§ **Task directions**
Write out the complete material exactly as it stands.

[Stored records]
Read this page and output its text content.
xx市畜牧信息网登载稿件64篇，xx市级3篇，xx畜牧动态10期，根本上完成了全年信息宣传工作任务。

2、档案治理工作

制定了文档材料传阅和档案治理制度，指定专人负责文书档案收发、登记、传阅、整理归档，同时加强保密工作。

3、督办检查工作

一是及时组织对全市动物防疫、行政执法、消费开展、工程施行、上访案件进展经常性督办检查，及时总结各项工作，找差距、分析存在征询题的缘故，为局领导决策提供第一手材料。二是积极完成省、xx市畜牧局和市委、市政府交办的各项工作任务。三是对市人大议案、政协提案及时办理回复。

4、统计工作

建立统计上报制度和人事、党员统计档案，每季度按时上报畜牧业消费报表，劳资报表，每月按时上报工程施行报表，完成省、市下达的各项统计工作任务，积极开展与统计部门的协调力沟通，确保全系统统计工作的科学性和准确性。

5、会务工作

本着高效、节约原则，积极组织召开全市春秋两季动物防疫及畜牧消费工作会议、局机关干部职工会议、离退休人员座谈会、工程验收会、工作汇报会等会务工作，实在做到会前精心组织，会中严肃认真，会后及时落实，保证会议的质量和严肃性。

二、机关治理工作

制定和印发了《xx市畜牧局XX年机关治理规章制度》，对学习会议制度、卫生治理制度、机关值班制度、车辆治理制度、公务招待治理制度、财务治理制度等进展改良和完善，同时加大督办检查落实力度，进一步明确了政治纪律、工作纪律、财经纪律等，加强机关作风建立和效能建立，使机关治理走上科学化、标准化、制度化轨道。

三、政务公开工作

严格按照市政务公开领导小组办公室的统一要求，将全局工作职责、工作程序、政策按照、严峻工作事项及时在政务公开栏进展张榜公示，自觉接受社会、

§ **The response**
Read this page and output its text content.
xx市畜牧信息网登载稿件64篇，xx市级3篇，xx畜牧动态10期，根本上完成了全年信息宣传工作任务。

2、档案治理工作

制定了文档材料传阅和档案治理制度，指定专人负责文书档案收发、登记、传阅、整理归档，同时加强保密工作。

3、督办检查工作

一是及时组织对全市动物防疫、行政执法、消费开展、工程施行、上访案件进展经常性督办检查，及时总结各项工作，找差距、分析存在征询题的缘故，为局领导决策提供第一手材料。二是积极完成省、xx市畜牧局和市委、市政府交办的各项工作任务。三是对市人大议案、政协提案及时办理回复。

4、统计工作

建立统计上报制度和人事、党员统计档案，每季度按时上报畜牧业消费报表，劳资报表，每月按时上报工程施行报表，完成省、市下达的各项统计工作任务，积极开展与统计部门的协调力沟通，确保全系统统计工作的科学性和准确性。

5、会务工作

本着高效、节约原则，积极组织召开全市春秋两季动物防疫及畜牧消费工作会议、局机关干部职工会议、离退休人员座谈会、工程验收会、工作汇报会等会务工作，实在做到会前精心组织，会中严肃认真，会后及时落实，保证会议的质量和严肃性。

二、机关治理工作

制定和印发了《xx市畜牧局XX年机关治理规章制度》，对学习会议制度、卫生治理制度、机关值班制度、车辆治理制度、公务招待治理制度、财务治理制度等进展改良和完善，同时加大督办检查落实力度，进一步明确了政治纪律、工作纪律、财经纪律等，加强机关作风建立和效能建立，使机关治理走上科学化、标准化、制度化轨道。

三、政务公开工作

严格按照市政务公开领导小组办公室的统一要求，将全局工作职责、工作程序、政策按照、严峻工作事项及时在政务公开栏进展张榜公示，自觉接受社会、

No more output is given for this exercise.